= Task to carry out =
Could you give the data below again, exactly and completely?
━━━━
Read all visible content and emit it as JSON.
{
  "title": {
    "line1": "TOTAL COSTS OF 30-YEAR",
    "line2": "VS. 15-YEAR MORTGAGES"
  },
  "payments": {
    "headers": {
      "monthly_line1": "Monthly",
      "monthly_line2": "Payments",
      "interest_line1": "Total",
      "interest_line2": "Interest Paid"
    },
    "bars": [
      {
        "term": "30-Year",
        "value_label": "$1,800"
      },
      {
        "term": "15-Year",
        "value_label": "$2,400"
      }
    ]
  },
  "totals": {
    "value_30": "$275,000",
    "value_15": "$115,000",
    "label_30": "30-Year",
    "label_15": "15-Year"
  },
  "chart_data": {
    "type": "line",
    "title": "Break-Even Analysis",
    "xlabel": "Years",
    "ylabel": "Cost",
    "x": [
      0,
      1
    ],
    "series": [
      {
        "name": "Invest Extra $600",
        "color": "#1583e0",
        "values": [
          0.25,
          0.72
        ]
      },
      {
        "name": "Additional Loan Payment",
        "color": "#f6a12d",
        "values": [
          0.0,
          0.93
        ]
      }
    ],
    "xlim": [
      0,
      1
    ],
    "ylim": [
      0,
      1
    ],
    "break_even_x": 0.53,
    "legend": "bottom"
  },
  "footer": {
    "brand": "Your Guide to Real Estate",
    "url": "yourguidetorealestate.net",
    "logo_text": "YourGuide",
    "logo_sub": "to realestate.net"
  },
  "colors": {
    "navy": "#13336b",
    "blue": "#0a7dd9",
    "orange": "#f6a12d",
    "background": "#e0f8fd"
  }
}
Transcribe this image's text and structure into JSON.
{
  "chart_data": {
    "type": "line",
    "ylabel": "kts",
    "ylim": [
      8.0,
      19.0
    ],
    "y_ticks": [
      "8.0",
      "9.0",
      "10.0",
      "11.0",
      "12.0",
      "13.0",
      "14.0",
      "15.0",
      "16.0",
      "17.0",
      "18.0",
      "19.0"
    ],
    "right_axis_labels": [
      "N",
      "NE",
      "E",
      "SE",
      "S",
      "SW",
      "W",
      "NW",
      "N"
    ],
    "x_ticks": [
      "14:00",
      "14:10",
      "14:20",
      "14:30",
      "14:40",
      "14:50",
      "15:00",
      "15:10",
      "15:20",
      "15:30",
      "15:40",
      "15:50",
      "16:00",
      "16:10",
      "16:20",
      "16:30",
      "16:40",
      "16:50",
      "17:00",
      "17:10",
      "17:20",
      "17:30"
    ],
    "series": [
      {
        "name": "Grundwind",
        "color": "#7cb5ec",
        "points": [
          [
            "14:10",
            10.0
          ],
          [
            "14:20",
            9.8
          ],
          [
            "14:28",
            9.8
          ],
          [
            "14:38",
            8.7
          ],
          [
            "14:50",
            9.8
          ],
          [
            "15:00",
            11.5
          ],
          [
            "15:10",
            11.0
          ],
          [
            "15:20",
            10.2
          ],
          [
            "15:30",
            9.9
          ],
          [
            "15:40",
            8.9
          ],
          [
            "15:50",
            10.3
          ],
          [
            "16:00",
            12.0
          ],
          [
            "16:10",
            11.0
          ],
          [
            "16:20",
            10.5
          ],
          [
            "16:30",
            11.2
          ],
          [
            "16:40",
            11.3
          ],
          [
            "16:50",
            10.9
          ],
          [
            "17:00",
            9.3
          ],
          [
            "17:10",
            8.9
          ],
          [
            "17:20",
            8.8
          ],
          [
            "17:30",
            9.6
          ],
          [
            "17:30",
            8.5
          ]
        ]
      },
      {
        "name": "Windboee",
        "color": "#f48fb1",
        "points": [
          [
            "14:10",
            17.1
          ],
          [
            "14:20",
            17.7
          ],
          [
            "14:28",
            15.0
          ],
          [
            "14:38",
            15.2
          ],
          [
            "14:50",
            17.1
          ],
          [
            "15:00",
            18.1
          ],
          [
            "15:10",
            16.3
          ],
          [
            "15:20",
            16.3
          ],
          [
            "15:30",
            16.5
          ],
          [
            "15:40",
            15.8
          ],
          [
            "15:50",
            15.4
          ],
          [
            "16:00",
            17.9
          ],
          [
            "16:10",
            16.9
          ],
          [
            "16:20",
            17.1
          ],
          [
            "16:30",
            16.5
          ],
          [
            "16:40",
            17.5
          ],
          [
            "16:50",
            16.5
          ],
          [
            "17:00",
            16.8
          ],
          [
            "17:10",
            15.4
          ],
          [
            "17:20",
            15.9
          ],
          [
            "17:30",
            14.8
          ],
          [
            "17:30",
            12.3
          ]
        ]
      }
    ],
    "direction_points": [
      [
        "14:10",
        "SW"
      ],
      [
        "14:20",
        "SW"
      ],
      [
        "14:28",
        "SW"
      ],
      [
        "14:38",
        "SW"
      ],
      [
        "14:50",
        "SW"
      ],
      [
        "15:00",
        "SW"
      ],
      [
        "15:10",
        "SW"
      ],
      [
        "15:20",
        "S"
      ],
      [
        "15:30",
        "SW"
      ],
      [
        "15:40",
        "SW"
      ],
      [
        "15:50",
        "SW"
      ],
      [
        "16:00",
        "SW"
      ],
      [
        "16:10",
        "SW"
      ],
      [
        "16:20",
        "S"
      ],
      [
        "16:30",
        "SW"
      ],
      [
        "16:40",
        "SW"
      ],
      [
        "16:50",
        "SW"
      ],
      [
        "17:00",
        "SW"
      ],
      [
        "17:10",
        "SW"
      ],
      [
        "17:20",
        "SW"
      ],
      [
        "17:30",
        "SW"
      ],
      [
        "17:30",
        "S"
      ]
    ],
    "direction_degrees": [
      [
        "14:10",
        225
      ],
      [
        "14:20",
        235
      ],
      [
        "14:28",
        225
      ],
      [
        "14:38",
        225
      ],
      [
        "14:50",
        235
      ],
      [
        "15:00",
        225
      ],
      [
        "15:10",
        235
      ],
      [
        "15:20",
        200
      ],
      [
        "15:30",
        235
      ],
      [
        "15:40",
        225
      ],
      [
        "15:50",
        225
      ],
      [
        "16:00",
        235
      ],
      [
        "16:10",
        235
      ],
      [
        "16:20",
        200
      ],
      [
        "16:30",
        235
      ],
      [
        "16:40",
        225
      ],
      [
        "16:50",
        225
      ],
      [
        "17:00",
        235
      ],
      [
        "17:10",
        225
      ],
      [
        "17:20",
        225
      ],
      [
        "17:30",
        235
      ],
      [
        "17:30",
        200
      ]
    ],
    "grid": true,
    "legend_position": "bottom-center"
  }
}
━━━━
= Solution for this exercise =
Read all visible content and emit it as JSON.
{
  "title": {
    "line1": "TOTAL COSTS OF 30-YEAR",
    "line2": "VS. 15-YEAR MORTGAGES"
  },
  "payments": {
    "headers": {
      "monthly_line1": "Monthly",
      "monthly_line2": "Payments",
      "interest_line1": "Total",
      "interest_line2": "Interest Paid"
    },
    "bars": [
      {
        "term": "30-Year",
        "value_label": "$1,800"
      },
      {
        "term": "15-Year",
        "value_label": "$2,400"
      }
    ]
  },
  "totals": {
    "value_30": "$275,000",
    "value_15": "$115,000",
    "label_30": "30-Year",
    "label_15": "15-Year"
  },
  "chart_data": {
    "type": "line",
    "title": "Break-Even Analysis",
    "xlabel": "Years",
    "ylabel": "Cost",
    "x": [
      0,
      1
    ],
    "series": [
      {
        "name": "Invest Extra $600",
        "color": "#1583e0",
        "values": [
          0.25,
          0.72
        ]
      },
      {
        "name": "Additional Loan Payment",
        "color": "#f6a12d",
        "values": [
          0.0,
          0.93
        ]
      }
    ],
    "xlim": [
      0,
      1
    ],
    "ylim": [
      0,
      1
    ],
    "break_even_x": 0.53,
    "legend": "bottom"
  },
  "footer": {
    "brand": "Your Guide to Real Estate",
    "url": "yourguidetorealestate.net",
    "logo_text": "YourGuide",
    "logo_sub": "to realestate.net"
  },
  "colors": {
    "navy": "#13336b",
    "blue": "#0a7dd9",
    "orange": "#f6a12d",
    "background": "#e0f8fd"
  }
}
Transcribe this image's text and structure into JSON.
{
  "chart_data": {
    "type": "line",
    "ylabel": "kts",
    "ylim": [
      8.0,
      19.0
    ],
    "y_ticks": [
      "8.0",
      "9.0",
      "10.0",
      "11.0",
      "12.0",
      "13.0",
      "14.0",
      "15.0",
      "16.0",
      "17.0",
      "18.0",
      "19.0"
    ],
    "right_axis_labels": [
      "N",
      "NE",
      "E",
      "SE",
      "S",
      "SW",
      "W",
      "NW",
      "N"
    ],
    "x_ticks": [
      "14:00",
      "14:10",
      "14:20",
      "14:30",
      "14:40",
      "14:50",
      "15:00",
      "15:10",
      "15:20",
      "15:30",
      "15:40",
      "15:50",
      "16:00",
      "16:10",
      "16:20",
      "16:30",
      "16:40",
      "16:50",
      "17:00",
      "17:10",
      "17:20",
      "17:30"
    ],
    "series": [
      {
        "name": "Grundwind",
        "color": "#7cb5ec",
        "points": [
          [
            "14:10",
            10.0
          ],
          [
            "14:20",
            9.8
          ],
          [
            "14:28",
            9.8
          ],
          [
            "14:38",
            8.7
          ],
          [
            "14:50",
            9.8
          ],
          [
            "15:00",
            11.5
          ],
          [
            "15:10",
            11.0
          ],
          [
            "15:20",
            10.2
          ],
          [
            "15:30",
            9.9
          ],
          [
            "15:40",
            8.9
          ],
          [
            "15:50",
            10.3
          ],
          [
            "16:00",
            12.0
          ],
          [
            "16:10",
            11.0
          ],
          [
            "16:20",
            10.5
          ],
          [
            "16:30",
            11.2
          ],
          [
            "16:40",
            11.3
          ],
          [
            "16:50",
            10.9
          ],
          [
            "17:00",
            9.3
          ],
          [
            "17:10",
            8.9
          ],
          [
            "17:20",
            8.8
          ],
          [
            "17:30",
            9.6
          ],
          [
            "17:30",
            8.5
          ]
        ]
      },
      {
        "name": "Windboee",
        "color": "#f48fb1",
        "points": [
          [
            "14:10",
            17.1
          ],
          [
            "14:20",
            17.7
          ],
          [
            "14:28",
            15.0
          ],
          [
            "14:38",
            15.2
          ],
          [
            "14:50",
            17.1
          ],
          [
            "15:00",
            18.1
          ],
          [
            "15:10",
            16.3
          ],
          [
            "15:20",
            16.3
          ],
          [
            "15:30",
            16.5
          ],
          [
            "15:40",
            15.8
          ],
          [
            "15:50",
            15.4
          ],
          [
            "16:00",
            17.9
          ],
          [
            "16:10",
            16.9
          ],
          [
            "16:20",
            17.1
          ],
          [
            "16:30",
            16.5
          ],
          [
            "16:40",
            17.5
          ],
          [
            "16:50",
            16.5
          ],
          [
            "17:00",
            16.8
          ],
          [
            "17:10",
            15.4
          ],
          [
            "17:20",
            15.9
          ],
          [
            "17:30",
            14.8
          ],
          [
            "17:30",
            12.3
          ]
        ]
      }
    ],
    "direction_points": [
      [
        "14:10",
        "SW"
      ],
      [
        "14:20",
        "SW"
      ],
      [
        "14:28",
        "SW"
      ],
      [
        "14:38",
        "SW"
      ],
      [
        "14:50",
        "SW"
      ],
      [
        "15:00",
        "SW"
      ],
      [
        "15:10",
        "SW"
      ],
      [
        "15:20",
        "S"
      ],
      [
        "15:30",
        "SW"
      ],
      [
        "15:40",
        "SW"
      ],
      [
        "15:50",
        "SW"
      ],
      [
        "16:00",
        "SW"
      ],
      [
        "16:10",
        "SW"
      ],
      [
        "16:20",
        "S"
      ],
      [
        "16:30",
        "SW"
      ],
      [
        "16:40",
        "SW"
      ],
      [
        "16:50",
        "SW"
      ],
      [
        "17:00",
        "SW"
      ],
      [
        "17:10",
        "SW"
      ],
      [
        "17:20",
        "SW"
      ],
      [
        "17:30",
        "SW"
      ],
      [
        "17:30",
        "S"
      ]
    ],
    "direction_degrees": [
      [
        "14:10",
        225
      ],
      [
        "14:20",
        235
      ],
      [
        "14:28",
        225
      ],
      [
        "14:38",
        225
      ],
      [
        "14:50",
        235
      ],
      [
        "15:00",
        225
      ],
      [
        "15:10",
        235
      ],
      [
        "15:20",
        200
      ],
      [
        "15:30",
        235
      ],
      [
        "15:40",
        225
      ],
      [
        "15:50",
        225
      ],
      [
        "16:00",
        235
      ],
      [
        "16:10",
        235
      ],
      [
        "16:20",
        200
      ],
      [
        "16:30",
        235
      ],
      [
        "16:40",
        225
      ],
      [
        "16:50",
        225
      ],
      [
        "17:00",
        235
      ],
      [
        "17:10",
        225
      ],
      [
        "17:20",
        225
      ],
      [
        "17:30",
        235
      ],
      [
        "17:30",
        200
      ]
    ],
    "grid": true,
    "legend_position": "bottom-center"
  }
}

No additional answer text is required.